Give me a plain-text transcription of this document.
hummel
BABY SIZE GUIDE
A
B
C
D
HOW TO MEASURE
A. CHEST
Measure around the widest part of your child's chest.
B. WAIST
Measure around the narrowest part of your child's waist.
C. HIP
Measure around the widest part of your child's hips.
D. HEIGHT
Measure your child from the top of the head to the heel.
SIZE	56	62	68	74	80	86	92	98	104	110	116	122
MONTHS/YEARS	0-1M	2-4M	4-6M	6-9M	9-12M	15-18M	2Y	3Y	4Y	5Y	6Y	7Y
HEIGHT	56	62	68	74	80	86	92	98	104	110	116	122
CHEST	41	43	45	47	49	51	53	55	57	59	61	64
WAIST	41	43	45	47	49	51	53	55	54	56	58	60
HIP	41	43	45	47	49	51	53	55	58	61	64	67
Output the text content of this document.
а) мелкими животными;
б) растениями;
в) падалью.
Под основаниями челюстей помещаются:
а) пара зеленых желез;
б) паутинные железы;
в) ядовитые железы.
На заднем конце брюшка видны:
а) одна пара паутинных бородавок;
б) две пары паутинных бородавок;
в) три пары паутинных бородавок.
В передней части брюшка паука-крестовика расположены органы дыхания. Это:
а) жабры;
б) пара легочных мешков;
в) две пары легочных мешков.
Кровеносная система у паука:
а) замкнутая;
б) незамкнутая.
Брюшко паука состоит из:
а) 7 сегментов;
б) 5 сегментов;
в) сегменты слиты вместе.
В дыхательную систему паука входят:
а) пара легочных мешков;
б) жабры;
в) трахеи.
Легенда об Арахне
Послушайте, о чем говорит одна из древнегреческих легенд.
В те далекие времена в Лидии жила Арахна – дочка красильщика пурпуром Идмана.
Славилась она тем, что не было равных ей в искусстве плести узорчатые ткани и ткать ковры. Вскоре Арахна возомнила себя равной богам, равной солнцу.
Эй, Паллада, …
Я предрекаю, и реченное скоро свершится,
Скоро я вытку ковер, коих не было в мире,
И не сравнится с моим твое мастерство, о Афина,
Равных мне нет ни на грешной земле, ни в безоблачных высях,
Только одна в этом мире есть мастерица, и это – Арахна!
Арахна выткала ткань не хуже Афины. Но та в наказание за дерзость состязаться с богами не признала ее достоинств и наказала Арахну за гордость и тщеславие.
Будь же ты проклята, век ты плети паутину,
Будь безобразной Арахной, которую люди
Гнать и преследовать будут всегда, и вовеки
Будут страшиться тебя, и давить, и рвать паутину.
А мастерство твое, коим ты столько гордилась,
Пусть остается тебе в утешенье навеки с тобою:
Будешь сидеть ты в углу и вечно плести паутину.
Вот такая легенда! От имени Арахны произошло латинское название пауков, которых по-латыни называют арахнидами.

• • • • • • •

Give the number of lines containing the word "document". No other answer is needed.

Correct answer: 2